### What the task requires
An exact copy of all the data is required, with pictures left out.

Collected data entries:
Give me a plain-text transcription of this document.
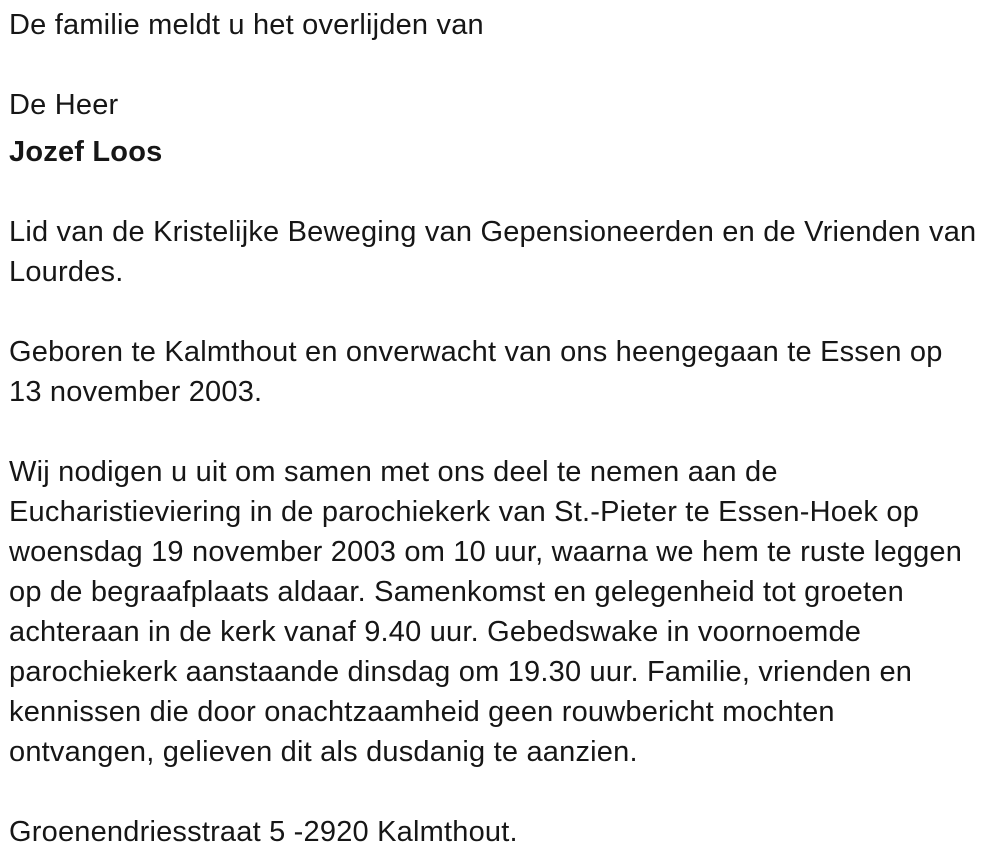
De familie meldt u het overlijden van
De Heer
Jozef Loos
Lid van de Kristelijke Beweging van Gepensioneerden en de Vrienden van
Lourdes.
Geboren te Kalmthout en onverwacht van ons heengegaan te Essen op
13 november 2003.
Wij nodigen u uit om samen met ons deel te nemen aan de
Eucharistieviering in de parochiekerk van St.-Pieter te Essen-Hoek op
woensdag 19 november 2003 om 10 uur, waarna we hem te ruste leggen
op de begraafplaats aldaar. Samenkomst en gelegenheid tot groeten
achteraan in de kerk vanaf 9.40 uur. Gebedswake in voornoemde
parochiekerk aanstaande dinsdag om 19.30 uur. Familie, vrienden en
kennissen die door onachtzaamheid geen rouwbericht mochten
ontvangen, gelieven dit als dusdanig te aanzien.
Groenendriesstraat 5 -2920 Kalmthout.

### Answer
Give me a plain-text transcription of this document.
De familie meldt u het overlijden van
De Heer
Jozef Loos
Lid van de Kristelijke Beweging van Gepensioneerden en de Vrienden van
Lourdes.
Geboren te Kalmthout en onverwacht van ons heengegaan te Essen op
13 november 2003.
Wij nodigen u uit om samen met ons deel te nemen aan de
Eucharistieviering in de parochiekerk van St.-Pieter te Essen-Hoek op
woensdag 19 november 2003 om 10 uur, waarna we hem te ruste leggen
op de begraafplaats aldaar. Samenkomst en gelegenheid tot groeten
achteraan in de kerk vanaf 9.40 uur. Gebedswake in voornoemde
parochiekerk aanstaande dinsdag om 19.30 uur. Familie, vrienden en
kennissen die door onachtzaamheid geen rouwbericht mochten
ontvangen, gelieven dit als dusdanig te aanzien.
Groenendriesstraat 5 -2920 Kalmthout.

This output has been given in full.